• [WORK REQUIRED]: Determine which lines contain the word "conduit", then copy those lines.

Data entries
-=-=-
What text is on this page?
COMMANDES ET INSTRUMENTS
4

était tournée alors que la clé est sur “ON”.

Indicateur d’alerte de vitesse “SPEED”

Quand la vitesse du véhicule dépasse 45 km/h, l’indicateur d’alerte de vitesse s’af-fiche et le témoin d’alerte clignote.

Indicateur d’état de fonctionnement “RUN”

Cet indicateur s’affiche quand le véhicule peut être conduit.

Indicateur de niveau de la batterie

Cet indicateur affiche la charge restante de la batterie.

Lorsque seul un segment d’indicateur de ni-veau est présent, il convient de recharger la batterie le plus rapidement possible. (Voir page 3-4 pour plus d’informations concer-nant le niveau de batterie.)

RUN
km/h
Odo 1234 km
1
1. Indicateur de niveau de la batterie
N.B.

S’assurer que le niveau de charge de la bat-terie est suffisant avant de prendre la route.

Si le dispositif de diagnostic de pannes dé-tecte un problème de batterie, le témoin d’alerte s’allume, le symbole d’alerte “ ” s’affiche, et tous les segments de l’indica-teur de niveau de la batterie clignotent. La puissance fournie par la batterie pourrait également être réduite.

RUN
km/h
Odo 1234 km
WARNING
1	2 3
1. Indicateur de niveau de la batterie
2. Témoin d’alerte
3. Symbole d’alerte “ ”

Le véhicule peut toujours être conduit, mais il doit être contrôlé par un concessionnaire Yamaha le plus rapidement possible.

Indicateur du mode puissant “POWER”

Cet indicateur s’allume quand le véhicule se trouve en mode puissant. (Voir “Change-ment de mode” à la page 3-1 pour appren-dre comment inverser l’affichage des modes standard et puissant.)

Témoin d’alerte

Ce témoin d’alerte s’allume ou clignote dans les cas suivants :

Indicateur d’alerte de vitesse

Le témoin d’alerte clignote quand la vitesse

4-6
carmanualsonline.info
-=-=-
• [THE SOLUTION]:
Cet indicateur s’affiche quand le véhicule peut être conduit.
Le véhicule peut toujours être conduit, mais il doit être contrôlé par un concessionnaire Yamaha le plus rapidement possible.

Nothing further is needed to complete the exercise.